Source material:
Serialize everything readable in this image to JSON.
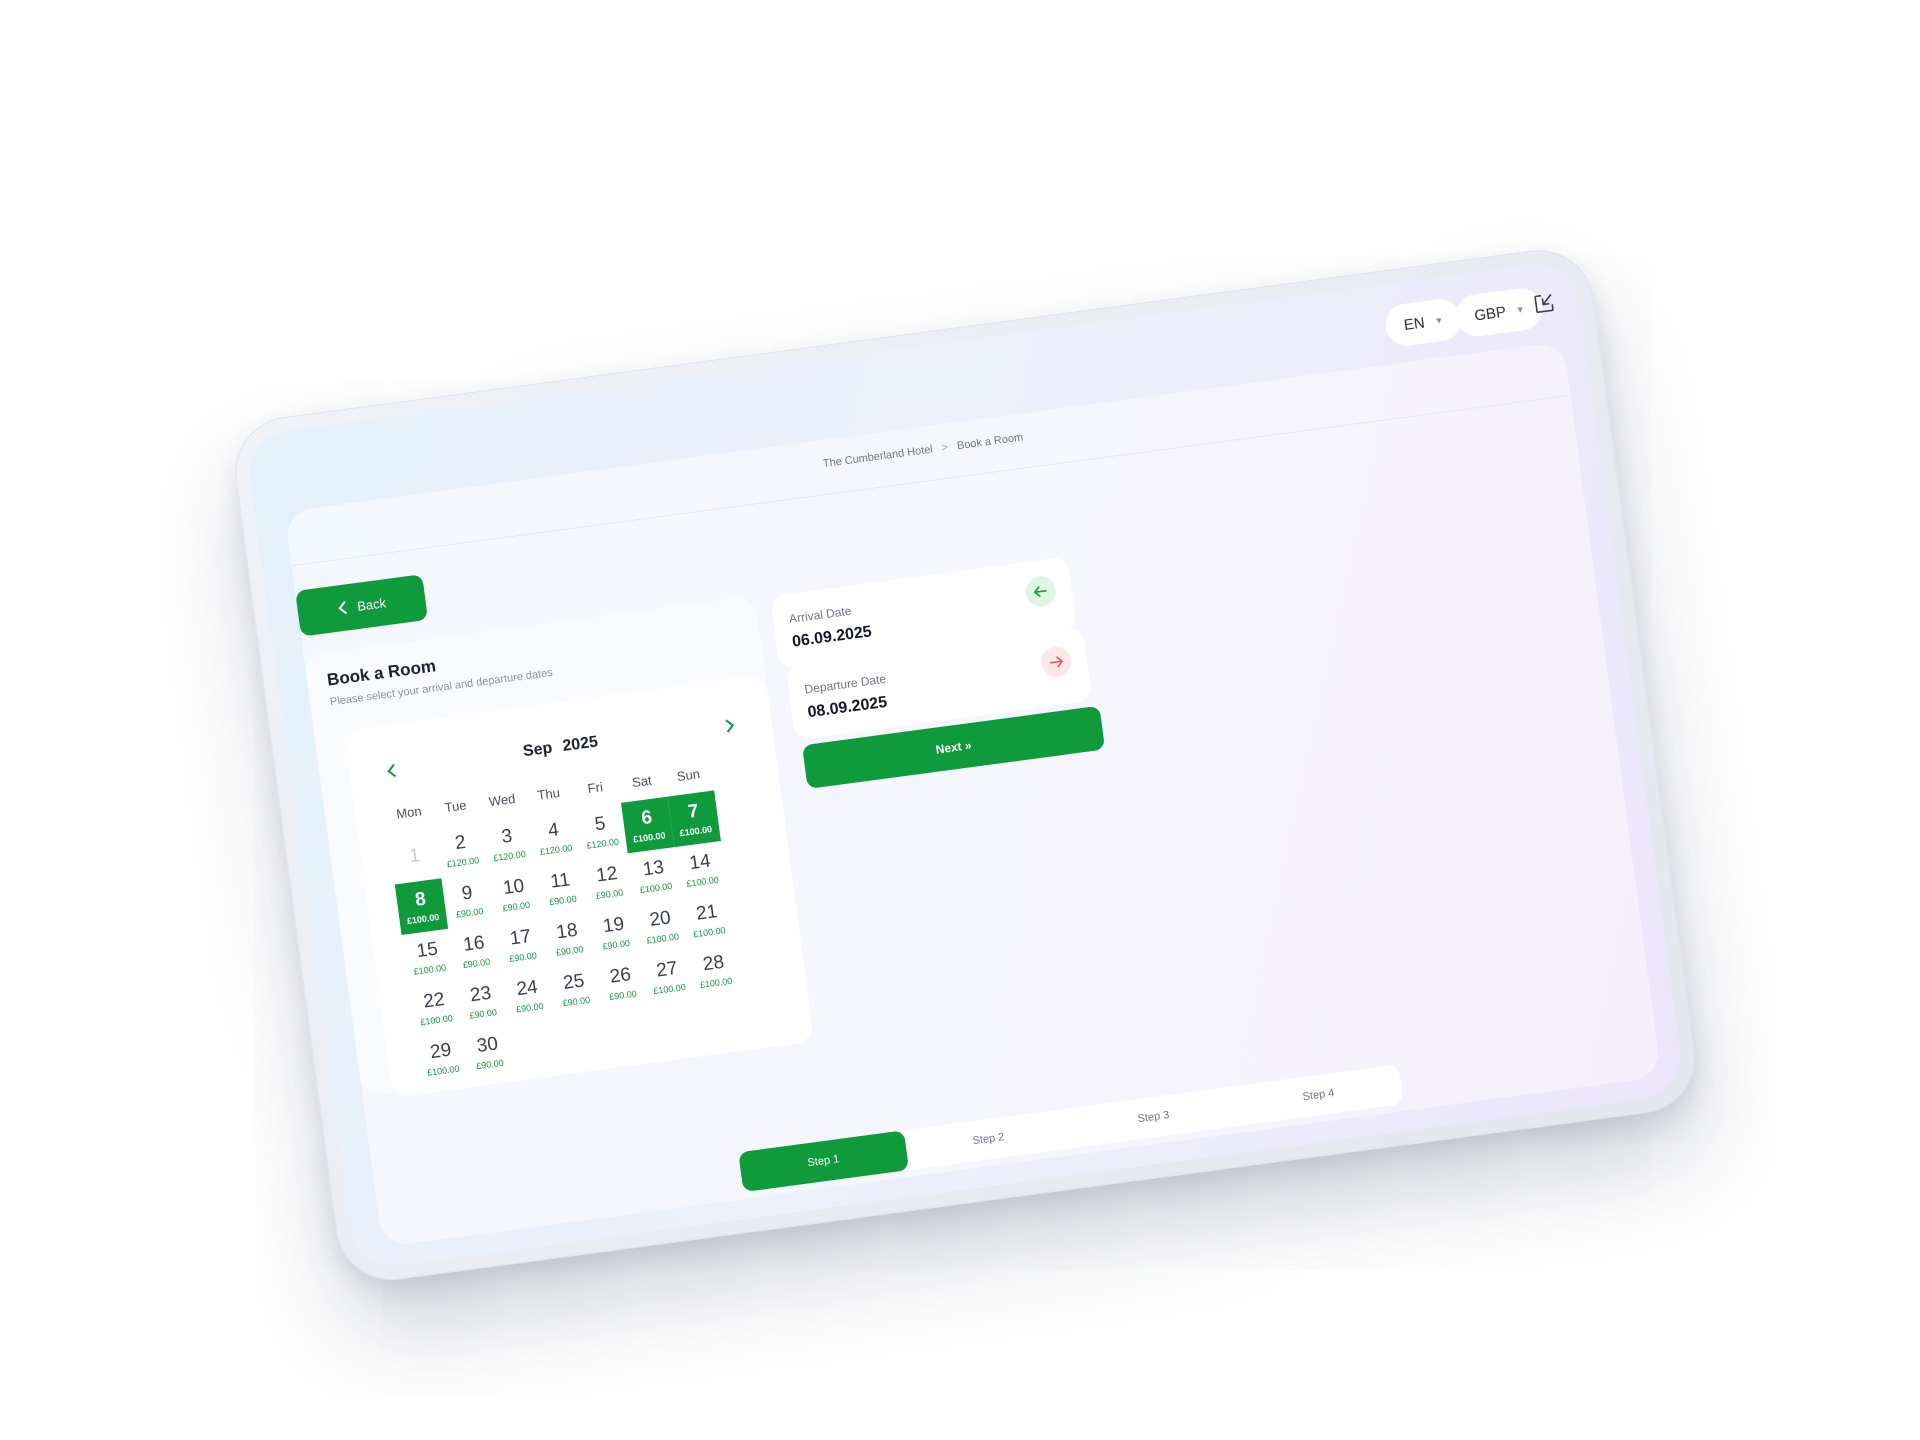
{
  "header": {
    "language": "EN",
    "currency": "GBP",
    "exit_icon": "exit-icon"
  },
  "breadcrumb": {
    "hotel": "The Cumberland Hotel",
    "separator": ">",
    "page": "Book a Room"
  },
  "back_button": {
    "label": "Back",
    "icon": "chevron-left-icon"
  },
  "booking": {
    "title": "Book a Room",
    "subtitle": "Please select your arrival and departure dates"
  },
  "calendar": {
    "month": "Sep",
    "year": "2025",
    "weekdays": [
      "Mon",
      "Tue",
      "Wed",
      "Thu",
      "Fri",
      "Sat",
      "Sun"
    ],
    "days": [
      {
        "day": "1",
        "price": "",
        "disabled": true
      },
      {
        "day": "2",
        "price": "£120.00"
      },
      {
        "day": "3",
        "price": "£120.00"
      },
      {
        "day": "4",
        "price": "£120.00"
      },
      {
        "day": "5",
        "price": "£120.00"
      },
      {
        "day": "6",
        "price": "£100.00",
        "selected": true
      },
      {
        "day": "7",
        "price": "£100.00",
        "selected": true
      },
      {
        "day": "8",
        "price": "£100.00",
        "selected": true
      },
      {
        "day": "9",
        "price": "£90.00"
      },
      {
        "day": "10",
        "price": "£90.00"
      },
      {
        "day": "11",
        "price": "£90.00"
      },
      {
        "day": "12",
        "price": "£90.00"
      },
      {
        "day": "13",
        "price": "£100.00"
      },
      {
        "day": "14",
        "price": "£100.00"
      },
      {
        "day": "15",
        "price": "£100.00"
      },
      {
        "day": "16",
        "price": "£90.00"
      },
      {
        "day": "17",
        "price": "£90.00"
      },
      {
        "day": "18",
        "price": "£90.00"
      },
      {
        "day": "19",
        "price": "£90.00"
      },
      {
        "day": "20",
        "price": "£100.00"
      },
      {
        "day": "21",
        "price": "£100.00"
      },
      {
        "day": "22",
        "price": "£100.00"
      },
      {
        "day": "23",
        "price": "£90.00"
      },
      {
        "day": "24",
        "price": "£90.00"
      },
      {
        "day": "25",
        "price": "£90.00"
      },
      {
        "day": "26",
        "price": "£90.00"
      },
      {
        "day": "27",
        "price": "£100.00"
      },
      {
        "day": "28",
        "price": "£100.00"
      },
      {
        "day": "29",
        "price": "£100.00"
      },
      {
        "day": "30",
        "price": "£90.00"
      }
    ]
  },
  "arrival": {
    "label": "Arrival Date",
    "value": "06.09.2025",
    "icon": "arrow-left-icon",
    "color": "#0f9a3c"
  },
  "departure": {
    "label": "Departure Date",
    "value": "08.09.2025",
    "icon": "arrow-right-icon",
    "color": "#e05a5a"
  },
  "next_button": {
    "label": "Next »"
  },
  "steps": [
    "Step 1",
    "Step 2",
    "Step 3",
    "Step 4"
  ],
  "active_step": 0,
  "colors": {
    "accent": "#0f9a3c"
  }
}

Job: Reproduce every entry word for word, but skip any pictures.

Written response:
Serialize everything readable in this image to JSON.
{
  "header": {
    "language": "EN",
    "currency": "GBP",
    "exit_icon": "exit-icon"
  },
  "breadcrumb": {
    "hotel": "The Cumberland Hotel",
    "separator": ">",
    "page": "Book a Room"
  },
  "back_button": {
    "label": "Back",
    "icon": "chevron-left-icon"
  },
  "booking": {
    "title": "Book a Room",
    "subtitle": "Please select your arrival and departure dates"
  },
  "calendar": {
    "month": "Sep",
    "year": "2025",
    "weekdays": [
      "Mon",
      "Tue",
      "Wed",
      "Thu",
      "Fri",
      "Sat",
      "Sun"
    ],
    "days": [
      {
        "day": "1",
        "price": "",
        "disabled": true
      },
      {
        "day": "2",
        "price": "£120.00"
      },
      {
        "day": "3",
        "price": "£120.00"
      },
      {
        "day": "4",
        "price": "£120.00"
      },
      {
        "day": "5",
        "price": "£120.00"
      },
      {
        "day": "6",
        "price": "£100.00",
        "selected": true
      },
      {
        "day": "7",
        "price": "£100.00",
        "selected": true
      },
      {
        "day": "8",
        "price": "£100.00",
        "selected": true
      },
      {
        "day": "9",
        "price": "£90.00"
      },
      {
        "day": "10",
        "price": "£90.00"
      },
      {
        "day": "11",
        "price": "£90.00"
      },
      {
        "day": "12",
        "price": "£90.00"
      },
      {
        "day": "13",
        "price": "£100.00"
      },
      {
        "day": "14",
        "price": "£100.00"
      },
      {
        "day": "15",
        "price": "£100.00"
      },
      {
        "day": "16",
        "price": "£90.00"
      },
      {
        "day": "17",
        "price": "£90.00"
      },
      {
        "day": "18",
        "price": "£90.00"
      },
      {
        "day": "19",
        "price": "£90.00"
      },
      {
        "day": "20",
        "price": "£100.00"
      },
      {
        "day": "21",
        "price": "£100.00"
      },
      {
        "day": "22",
        "price": "£100.00"
      },
      {
        "day": "23",
        "price": "£90.00"
      },
      {
        "day": "24",
        "price": "£90.00"
      },
      {
        "day": "25",
        "price": "£90.00"
      },
      {
        "day": "26",
        "price": "£90.00"
      },
      {
        "day": "27",
        "price": "£100.00"
      },
      {
        "day": "28",
        "price": "£100.00"
      },
      {
        "day": "29",
        "price": "£100.00"
      },
      {
        "day": "30",
        "price": "£90.00"
      }
    ]
  },
  "arrival": {
    "label": "Arrival Date",
    "value": "06.09.2025",
    "icon": "arrow-left-icon",
    "color": "#0f9a3c"
  },
  "departure": {
    "label": "Departure Date",
    "value": "08.09.2025",
    "icon": "arrow-right-icon",
    "color": "#e05a5a"
  },
  "next_button": {
    "label": "Next »"
  },
  "steps": [
    "Step 1",
    "Step 2",
    "Step 3",
    "Step 4"
  ],
  "active_step": 0,
  "colors": {
    "accent": "#0f9a3c"
  }
}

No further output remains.